## Goal of the exercise:
Write every line out verbatim and omit the pictures.

## Start Records provided

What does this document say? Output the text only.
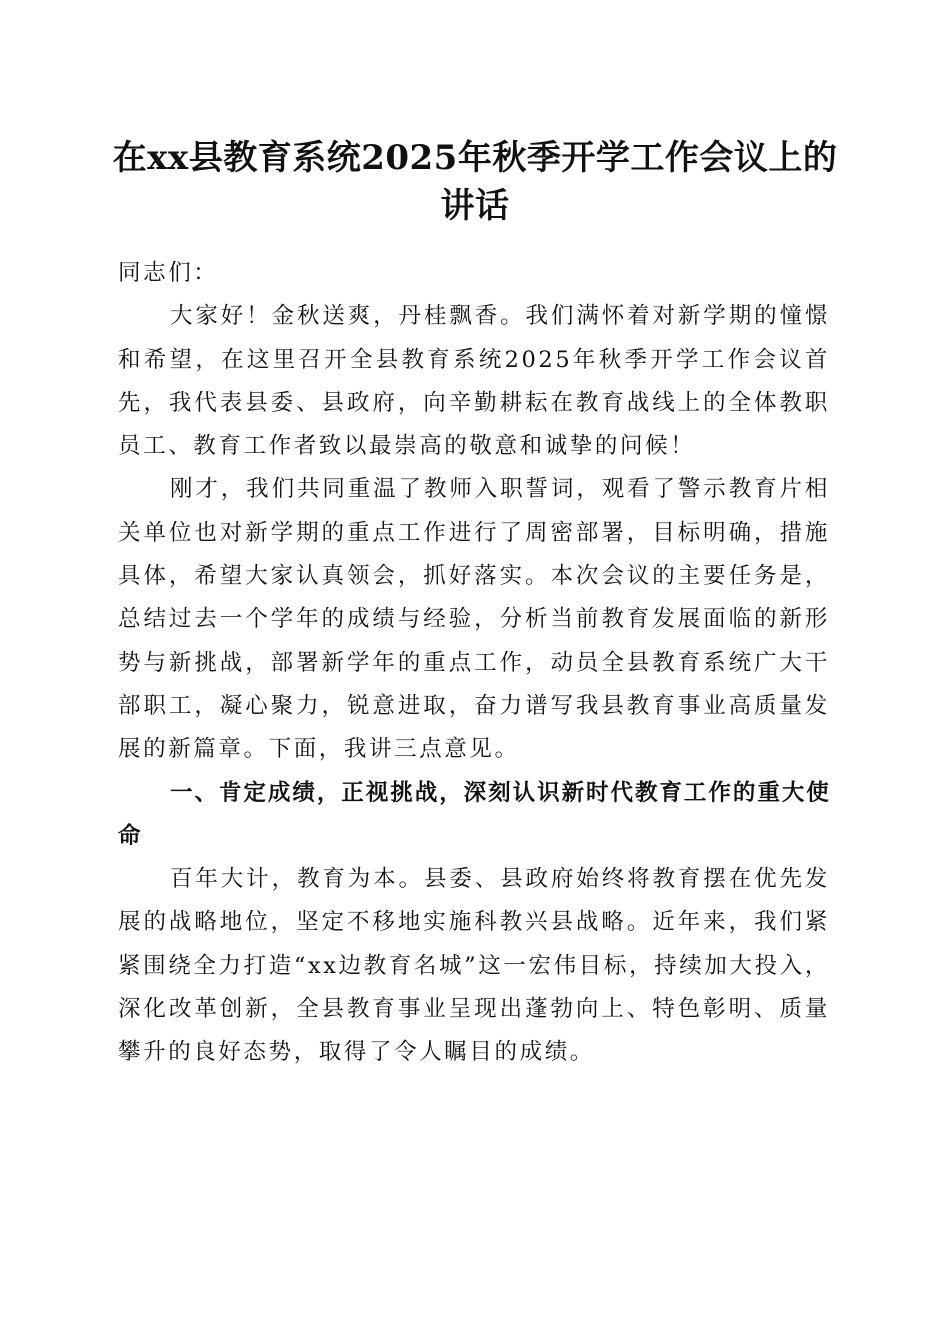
在xx县教育系统2025年秋季开学工作会议上的讲话

同志们：

大家好！金秋送爽，丹桂飘香。我们满怀着对新学期的憧憬和希望，在这里召开全县教育系统2025年秋季开学工作会议首先，我代表县委、县政府，向辛勤耕耘在教育战线上的全体教职员工、教育工作者致以最崇高的敬意和诚挚的问候！

刚才，我们共同重温了教师入职誓词，观看了警示教育片相关单位也对新学期的重点工作进行了周密部署，目标明确，措施具体，希望大家认真领会，抓好落实。本次会议的主要任务是，总结过去一个学年的成绩与经验，分析当前教育发展面临的新形势与新挑战，部署新学年的重点工作，动员全县教育系统广大干部职工，凝心聚力，锐意进取，奋力谱写我县教育事业高质量发展的新篇章。下面，我讲三点意见。

一、肯定成绩，正视挑战，深刻认识新时代教育工作的重大使命

百年大计，教育为本。县委、县政府始终将教育摆在优先发展的战略地位，坚定不移地实施科教兴县战略。近年来，我们紧紧围绕全力打造“xx边教育名城”这一宏伟目标，持续加大投入，深化改革创新，全县教育事业呈现出蓬勃向上、特色彰明、质量攀升的良好态势，取得了令人瞩目的成绩。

## End Records provided

## Completed task:
What does this document say? Output the text only.
在xx县教育系统2025年秋季开学工作会议上的讲话

同志们：

大家好！金秋送爽，丹桂飘香。我们满怀着对新学期的憧憬和希望，在这里召开全县教育系统2025年秋季开学工作会议首先，我代表县委、县政府，向辛勤耕耘在教育战线上的全体教职员工、教育工作者致以最崇高的敬意和诚挚的问候！

刚才，我们共同重温了教师入职誓词，观看了警示教育片相关单位也对新学期的重点工作进行了周密部署，目标明确，措施具体，希望大家认真领会，抓好落实。本次会议的主要任务是，总结过去一个学年的成绩与经验，分析当前教育发展面临的新形势与新挑战，部署新学年的重点工作，动员全县教育系统广大干部职工，凝心聚力，锐意进取，奋力谱写我县教育事业高质量发展的新篇章。下面，我讲三点意见。

一、肯定成绩，正视挑战，深刻认识新时代教育工作的重大使命

百年大计，教育为本。县委、县政府始终将教育摆在优先发展的战略地位，坚定不移地实施科教兴县战略。近年来，我们紧紧围绕全力打造“xx边教育名城”这一宏伟目标，持续加大投入，深化改革创新，全县教育事业呈现出蓬勃向上、特色彰明、质量攀升的良好态势，取得了令人瞩目的成绩。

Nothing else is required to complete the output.